■ **GIVEN REQUEST**: Quote every line of the material beneath this one.

■ **Recorded data**:
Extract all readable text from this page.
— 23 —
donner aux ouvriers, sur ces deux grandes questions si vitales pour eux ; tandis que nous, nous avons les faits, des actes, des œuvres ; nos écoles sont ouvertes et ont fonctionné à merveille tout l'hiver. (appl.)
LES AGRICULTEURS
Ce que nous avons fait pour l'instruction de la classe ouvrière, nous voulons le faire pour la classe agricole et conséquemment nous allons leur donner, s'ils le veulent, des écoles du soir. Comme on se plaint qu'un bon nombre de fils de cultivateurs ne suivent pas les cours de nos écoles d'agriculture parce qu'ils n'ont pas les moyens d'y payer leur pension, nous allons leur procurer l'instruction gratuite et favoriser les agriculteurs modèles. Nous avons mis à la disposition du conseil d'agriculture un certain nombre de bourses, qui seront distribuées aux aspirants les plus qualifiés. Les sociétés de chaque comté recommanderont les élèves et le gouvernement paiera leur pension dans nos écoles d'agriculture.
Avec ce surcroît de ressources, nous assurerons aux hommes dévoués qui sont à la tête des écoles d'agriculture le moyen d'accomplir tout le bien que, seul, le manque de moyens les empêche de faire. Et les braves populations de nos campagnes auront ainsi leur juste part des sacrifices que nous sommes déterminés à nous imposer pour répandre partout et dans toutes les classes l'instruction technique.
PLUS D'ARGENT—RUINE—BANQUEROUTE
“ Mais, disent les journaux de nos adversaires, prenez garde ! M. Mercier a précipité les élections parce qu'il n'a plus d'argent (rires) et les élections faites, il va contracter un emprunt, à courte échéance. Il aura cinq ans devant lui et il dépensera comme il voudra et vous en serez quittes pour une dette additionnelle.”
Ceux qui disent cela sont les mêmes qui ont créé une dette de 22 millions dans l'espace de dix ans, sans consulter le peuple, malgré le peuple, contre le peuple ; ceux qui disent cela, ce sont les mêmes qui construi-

■ **EXERCISE SOLUTION**:
Extract all readable text from this page.
— 23 —
donner aux ouvriers, sur ces deux grandes questions si vitales pour eux ; tandis que nous, nous avons les faits, des actes, des œuvres ; nos écoles sont ouvertes et ont fonctionné à merveille tout l'hiver. (appl.)
LES AGRICULTEURS
Ce que nous avons fait pour l'instruction de la classe ouvrière, nous voulons le faire pour la classe agricole et conséquemment nous allons leur donner, s'ils le veulent, des écoles du soir. Comme on se plaint qu'un bon nombre de fils de cultivateurs ne suivent pas les cours de nos écoles d'agriculture parce qu'ils n'ont pas les moyens d'y payer leur pension, nous allons leur procurer l'instruction gratuite et favoriser les agriculteurs modèles. Nous avons mis à la disposition du conseil d'agriculture un certain nombre de bourses, qui seront distribuées aux aspirants les plus qualifiés. Les sociétés de chaque comté recommanderont les élèves et le gouvernement paiera leur pension dans nos écoles d'agriculture.
Avec ce surcroît de ressources, nous assurerons aux hommes dévoués qui sont à la tête des écoles d'agriculture le moyen d'accomplir tout le bien que, seul, le manque de moyens les empêche de faire. Et les braves populations de nos campagnes auront ainsi leur juste part des sacrifices que nous sommes déterminés à nous imposer pour répandre partout et dans toutes les classes l'instruction technique.
PLUS D'ARGENT—RUINE—BANQUEROUTE
“ Mais, disent les journaux de nos adversaires, prenez garde ! M. Mercier a précipité les élections parce qu'il n'a plus d'argent (rires) et les élections faites, il va contracter un emprunt, à courte échéance. Il aura cinq ans devant lui et il dépensera comme il voudra et vous en serez quittes pour une dette additionnelle.”
Ceux qui disent cela sont les mêmes qui ont créé une dette de 22 millions dans l'espace de dix ans, sans consulter le peuple, malgré le peuple, contre le peuple ; ceux qui disent cela, ce sont les mêmes qui construi-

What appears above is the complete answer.